Job: Render every entry verbatim.

■ ■ ■ ■

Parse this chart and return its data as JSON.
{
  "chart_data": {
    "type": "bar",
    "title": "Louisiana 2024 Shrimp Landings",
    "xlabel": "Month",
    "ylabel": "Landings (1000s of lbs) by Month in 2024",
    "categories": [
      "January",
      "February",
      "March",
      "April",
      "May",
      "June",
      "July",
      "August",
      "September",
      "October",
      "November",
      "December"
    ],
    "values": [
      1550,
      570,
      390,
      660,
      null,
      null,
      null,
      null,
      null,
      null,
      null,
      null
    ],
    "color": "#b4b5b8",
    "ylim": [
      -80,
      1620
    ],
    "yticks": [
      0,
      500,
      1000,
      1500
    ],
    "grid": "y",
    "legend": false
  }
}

■ ■ ■ ■

Result of this task:
Parse this chart and return its data as JSON.
{
  "chart_data": {
    "type": "bar",
    "title": "Louisiana 2024 Shrimp Landings",
    "xlabel": "Month",
    "ylabel": "Landings (1000s of lbs) by Month in 2024",
    "categories": [
      "January",
      "February",
      "March",
      "April",
      "May",
      "June",
      "July",
      "August",
      "September",
      "October",
      "November",
      "December"
    ],
    "values": [
      1550,
      570,
      390,
      660,
      null,
      null,
      null,
      null,
      null,
      null,
      null,
      null
    ],
    "color": "#b4b5b8",
    "ylim": [
      -80,
      1620
    ],
    "yticks": [
      0,
      500,
      1000,
      1500
    ],
    "grid": "y",
    "legend": false
  }
}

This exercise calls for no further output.